▸ **What you are asked to do**: Find each line in the data below that contains the string "boxes" and copy those lines. Case counts, so match capitals and lowercase letters precisely.

□ □ □ □ □ □ □

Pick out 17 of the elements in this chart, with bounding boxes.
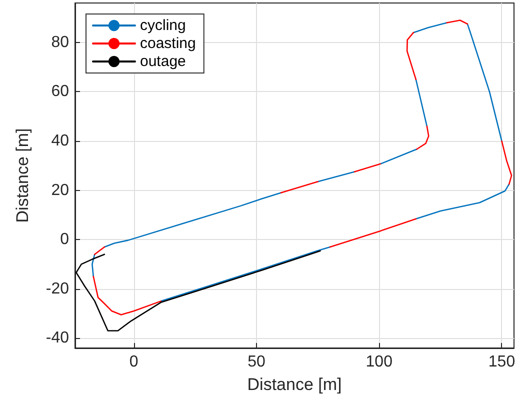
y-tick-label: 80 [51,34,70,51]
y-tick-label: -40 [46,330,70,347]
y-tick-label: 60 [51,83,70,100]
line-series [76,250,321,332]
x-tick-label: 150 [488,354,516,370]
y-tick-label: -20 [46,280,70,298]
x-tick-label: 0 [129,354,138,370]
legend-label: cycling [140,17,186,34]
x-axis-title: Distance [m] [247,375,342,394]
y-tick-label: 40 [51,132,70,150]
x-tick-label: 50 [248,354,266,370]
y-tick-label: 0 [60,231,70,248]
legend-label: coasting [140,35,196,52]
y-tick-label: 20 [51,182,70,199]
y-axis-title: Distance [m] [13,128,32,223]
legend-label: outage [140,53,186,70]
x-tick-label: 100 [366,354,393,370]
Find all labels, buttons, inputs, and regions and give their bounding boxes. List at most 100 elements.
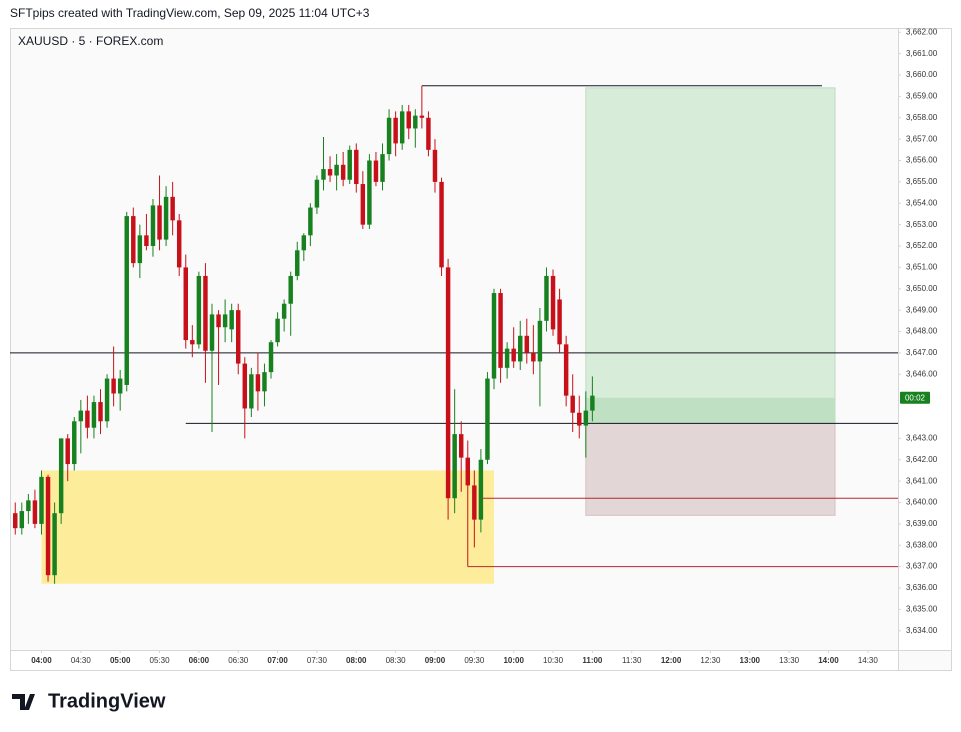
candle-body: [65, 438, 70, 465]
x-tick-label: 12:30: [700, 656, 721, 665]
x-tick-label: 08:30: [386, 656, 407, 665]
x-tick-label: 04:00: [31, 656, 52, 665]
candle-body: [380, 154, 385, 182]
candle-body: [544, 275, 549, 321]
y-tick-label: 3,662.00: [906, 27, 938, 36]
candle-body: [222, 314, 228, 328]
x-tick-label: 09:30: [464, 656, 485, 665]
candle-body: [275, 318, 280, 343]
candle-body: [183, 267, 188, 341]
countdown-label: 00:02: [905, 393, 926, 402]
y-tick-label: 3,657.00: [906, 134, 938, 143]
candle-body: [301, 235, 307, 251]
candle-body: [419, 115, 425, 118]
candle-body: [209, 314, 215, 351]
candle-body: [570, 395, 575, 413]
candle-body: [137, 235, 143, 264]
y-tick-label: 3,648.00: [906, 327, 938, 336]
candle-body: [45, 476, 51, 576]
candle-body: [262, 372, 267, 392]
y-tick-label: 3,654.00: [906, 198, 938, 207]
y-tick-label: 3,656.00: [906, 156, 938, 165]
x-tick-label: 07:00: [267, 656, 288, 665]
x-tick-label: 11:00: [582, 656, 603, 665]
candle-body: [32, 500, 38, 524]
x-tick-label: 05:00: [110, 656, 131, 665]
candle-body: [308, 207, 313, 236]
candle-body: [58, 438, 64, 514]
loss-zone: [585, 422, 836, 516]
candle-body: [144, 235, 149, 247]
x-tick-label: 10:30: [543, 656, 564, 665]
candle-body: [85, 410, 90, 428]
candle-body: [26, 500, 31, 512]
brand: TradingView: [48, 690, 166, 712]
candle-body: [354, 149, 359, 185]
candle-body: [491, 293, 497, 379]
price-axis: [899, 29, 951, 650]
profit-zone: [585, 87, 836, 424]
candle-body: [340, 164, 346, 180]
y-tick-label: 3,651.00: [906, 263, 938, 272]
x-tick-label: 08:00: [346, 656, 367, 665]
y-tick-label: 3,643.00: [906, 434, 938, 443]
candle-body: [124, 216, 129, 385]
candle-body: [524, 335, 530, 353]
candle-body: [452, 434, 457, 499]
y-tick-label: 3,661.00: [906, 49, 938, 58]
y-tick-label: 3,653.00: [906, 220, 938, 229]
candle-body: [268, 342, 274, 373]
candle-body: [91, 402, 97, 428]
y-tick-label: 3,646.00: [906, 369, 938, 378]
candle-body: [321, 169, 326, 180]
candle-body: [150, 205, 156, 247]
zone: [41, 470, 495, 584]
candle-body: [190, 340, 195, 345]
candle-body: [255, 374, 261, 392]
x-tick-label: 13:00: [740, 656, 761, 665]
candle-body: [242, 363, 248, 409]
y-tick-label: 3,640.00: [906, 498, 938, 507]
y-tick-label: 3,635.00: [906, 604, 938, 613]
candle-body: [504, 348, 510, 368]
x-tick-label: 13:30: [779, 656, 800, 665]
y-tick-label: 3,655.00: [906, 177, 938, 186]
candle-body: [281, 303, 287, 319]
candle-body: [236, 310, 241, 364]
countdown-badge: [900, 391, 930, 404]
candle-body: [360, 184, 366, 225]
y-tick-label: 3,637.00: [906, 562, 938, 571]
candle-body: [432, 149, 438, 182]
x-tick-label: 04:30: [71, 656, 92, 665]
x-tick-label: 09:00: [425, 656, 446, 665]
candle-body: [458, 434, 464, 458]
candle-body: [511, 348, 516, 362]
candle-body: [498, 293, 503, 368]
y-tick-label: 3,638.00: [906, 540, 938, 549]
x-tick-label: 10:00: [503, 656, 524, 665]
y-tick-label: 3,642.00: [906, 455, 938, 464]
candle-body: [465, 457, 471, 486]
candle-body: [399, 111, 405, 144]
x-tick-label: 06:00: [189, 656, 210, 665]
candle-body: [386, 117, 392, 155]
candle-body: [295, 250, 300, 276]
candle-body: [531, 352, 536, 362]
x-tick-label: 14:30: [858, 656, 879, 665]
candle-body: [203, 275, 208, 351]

□ □ □ □ □ □ □

▸ **Problem solution**:
Pick out 17 of the elements in this chart, with bounding boxes.
Find all labels, buttons, inputs, and regions and give their bounding boxes. List at most 100 elements.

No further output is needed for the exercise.